→ **REQUIREMENT**:
For the entries that follow, tally the lines holding the string "values". Give the total and nothing else.

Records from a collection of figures
________________
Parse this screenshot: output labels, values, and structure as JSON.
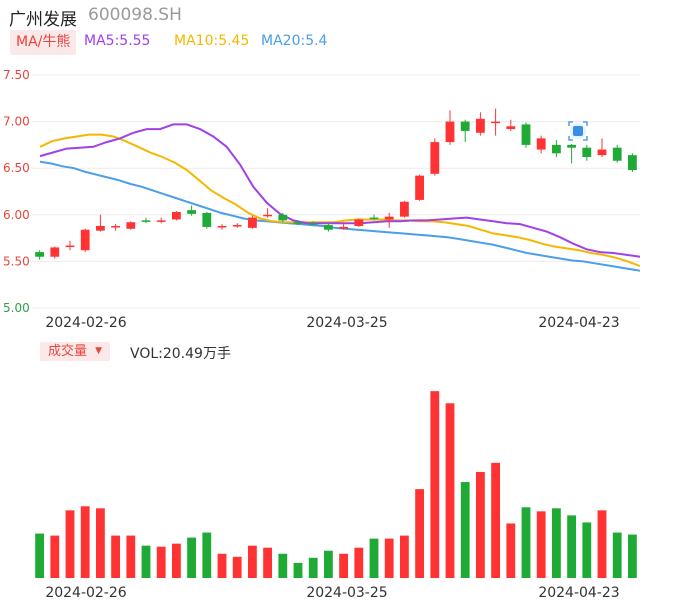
{
  "header": {
    "name": "广州发展",
    "code": "600098.SH",
    "ma_tag": "MA/牛熊",
    "ma5_label": "MA5:5.55",
    "ma10_label": "MA10:5.45",
    "ma20_label": "MA20:5.4"
  },
  "volume_header": {
    "tag": "成交量",
    "label": "VOL:20.49万手"
  },
  "colors": {
    "up": "#ff3333",
    "down": "#1faa35",
    "ma5": "#a040e8",
    "ma10": "#f5b800",
    "ma20": "#4a9eea"
  },
  "chart_data": [
    {
      "type": "candlestick",
      "ylim": [
        5.0,
        7.5
      ],
      "y_ticks": [
        "7.50",
        "7.00",
        "6.50",
        "6.00",
        "5.50",
        "5.00"
      ],
      "x_tick_labels": [
        "2024-02-26",
        "2024-03-25",
        "2024-04-23"
      ],
      "candles": [
        {
          "o": 5.6,
          "c": 5.55,
          "h": 5.62,
          "l": 5.52
        },
        {
          "o": 5.55,
          "c": 5.65,
          "h": 5.66,
          "l": 5.53
        },
        {
          "o": 5.66,
          "c": 5.67,
          "h": 5.72,
          "l": 5.62
        },
        {
          "o": 5.62,
          "c": 5.84,
          "h": 5.85,
          "l": 5.6
        },
        {
          "o": 5.83,
          "c": 5.88,
          "h": 6.0,
          "l": 5.82
        },
        {
          "o": 5.87,
          "c": 5.88,
          "h": 5.9,
          "l": 5.83
        },
        {
          "o": 5.85,
          "c": 5.92,
          "h": 5.93,
          "l": 5.84
        },
        {
          "o": 5.94,
          "c": 5.93,
          "h": 5.97,
          "l": 5.91
        },
        {
          "o": 5.93,
          "c": 5.94,
          "h": 5.97,
          "l": 5.91
        },
        {
          "o": 5.95,
          "c": 6.03,
          "h": 6.04,
          "l": 5.94
        },
        {
          "o": 6.05,
          "c": 6.01,
          "h": 6.1,
          "l": 5.99
        },
        {
          "o": 6.02,
          "c": 5.87,
          "h": 6.03,
          "l": 5.85
        },
        {
          "o": 5.88,
          "c": 5.88,
          "h": 5.9,
          "l": 5.84
        },
        {
          "o": 5.88,
          "c": 5.89,
          "h": 5.91,
          "l": 5.86
        },
        {
          "o": 5.86,
          "c": 5.97,
          "h": 5.99,
          "l": 5.85
        },
        {
          "o": 5.99,
          "c": 6.0,
          "h": 6.07,
          "l": 5.97
        },
        {
          "o": 6.0,
          "c": 5.94,
          "h": 6.02,
          "l": 5.92
        },
        {
          "o": 5.92,
          "c": 5.91,
          "h": 5.94,
          "l": 5.89
        },
        {
          "o": 5.91,
          "c": 5.9,
          "h": 5.93,
          "l": 5.89
        },
        {
          "o": 5.89,
          "c": 5.84,
          "h": 5.91,
          "l": 5.82
        },
        {
          "o": 5.85,
          "c": 5.87,
          "h": 5.92,
          "l": 5.84
        },
        {
          "o": 5.88,
          "c": 5.95,
          "h": 5.96,
          "l": 5.87
        },
        {
          "o": 5.97,
          "c": 5.96,
          "h": 6.0,
          "l": 5.94
        },
        {
          "o": 5.95,
          "c": 5.98,
          "h": 6.02,
          "l": 5.86
        },
        {
          "o": 5.98,
          "c": 6.14,
          "h": 6.15,
          "l": 5.97
        },
        {
          "o": 6.16,
          "c": 6.42,
          "h": 6.43,
          "l": 6.15
        },
        {
          "o": 6.44,
          "c": 6.78,
          "h": 6.82,
          "l": 6.42
        },
        {
          "o": 6.78,
          "c": 7.0,
          "h": 7.12,
          "l": 6.75
        },
        {
          "o": 7.0,
          "c": 6.9,
          "h": 7.02,
          "l": 6.78
        },
        {
          "o": 6.88,
          "c": 7.03,
          "h": 7.1,
          "l": 6.85
        },
        {
          "o": 7.0,
          "c": 7.0,
          "h": 7.14,
          "l": 6.85
        },
        {
          "o": 6.92,
          "c": 6.95,
          "h": 7.02,
          "l": 6.9
        },
        {
          "o": 6.97,
          "c": 6.75,
          "h": 6.99,
          "l": 6.72
        },
        {
          "o": 6.7,
          "c": 6.82,
          "h": 6.85,
          "l": 6.66
        },
        {
          "o": 6.75,
          "c": 6.66,
          "h": 6.8,
          "l": 6.62
        },
        {
          "o": 6.75,
          "c": 6.72,
          "h": 6.76,
          "l": 6.55
        },
        {
          "o": 6.72,
          "c": 6.62,
          "h": 6.75,
          "l": 6.58
        },
        {
          "o": 6.64,
          "c": 6.7,
          "h": 6.82,
          "l": 6.62
        },
        {
          "o": 6.72,
          "c": 6.58,
          "h": 6.75,
          "l": 6.56
        },
        {
          "o": 6.64,
          "c": 6.48,
          "h": 6.66,
          "l": 6.46
        }
      ],
      "ma5": [
        6.63,
        6.67,
        6.71,
        6.72,
        6.73,
        6.78,
        6.82,
        6.88,
        6.92,
        6.92,
        6.97,
        6.97,
        6.92,
        6.84,
        6.73,
        6.54,
        6.3,
        6.13,
        6.01,
        5.94,
        5.91,
        5.91,
        5.91,
        5.91,
        5.91,
        5.92,
        5.93,
        5.93,
        5.94,
        5.94,
        5.95,
        5.96,
        5.97,
        5.95,
        5.93,
        5.91,
        5.9,
        5.86,
        5.82,
        5.76,
        5.69,
        5.63,
        5.6,
        5.59,
        5.57,
        5.55
      ],
      "ma10": [
        6.73,
        6.79,
        6.82,
        6.84,
        6.86,
        6.86,
        6.84,
        6.79,
        6.73,
        6.67,
        6.62,
        6.56,
        6.48,
        6.37,
        6.26,
        6.18,
        6.11,
        6.02,
        5.96,
        5.93,
        5.92,
        5.92,
        5.92,
        5.92,
        5.92,
        5.94,
        5.95,
        5.95,
        5.95,
        5.94,
        5.94,
        5.93,
        5.93,
        5.92,
        5.9,
        5.88,
        5.84,
        5.8,
        5.78,
        5.76,
        5.73,
        5.69,
        5.66,
        5.64,
        5.62,
        5.59,
        5.57,
        5.54,
        5.5,
        5.45
      ],
      "ma20": [
        6.57,
        6.55,
        6.52,
        6.5,
        6.46,
        6.43,
        6.4,
        6.37,
        6.33,
        6.3,
        6.26,
        6.22,
        6.18,
        6.14,
        6.1,
        6.06,
        6.02,
        5.99,
        5.96,
        5.94,
        5.93,
        5.92,
        5.91,
        5.9,
        5.89,
        5.88,
        5.86,
        5.85,
        5.84,
        5.83,
        5.82,
        5.81,
        5.8,
        5.79,
        5.78,
        5.77,
        5.76,
        5.74,
        5.72,
        5.7,
        5.68,
        5.65,
        5.62,
        5.59,
        5.57,
        5.55,
        5.53,
        5.51,
        5.5,
        5.48,
        5.46,
        5.44,
        5.42,
        5.4
      ]
    },
    {
      "type": "bar",
      "x_tick_labels": [
        "2024-02-26",
        "2024-03-25",
        "2024-04-23"
      ],
      "values": [
        44,
        42,
        67,
        71,
        69,
        42,
        42,
        32,
        31,
        34,
        40,
        45,
        24,
        21,
        32,
        30,
        24,
        15,
        20,
        27,
        24,
        30,
        39,
        39,
        42,
        88,
        185,
        173,
        95,
        105,
        114,
        54,
        70,
        66,
        69,
        62,
        55,
        67,
        45,
        43
      ],
      "ylim": [
        0,
        200
      ]
    }
  ]
}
________________
→ **THE COMPLETED TASK**:
2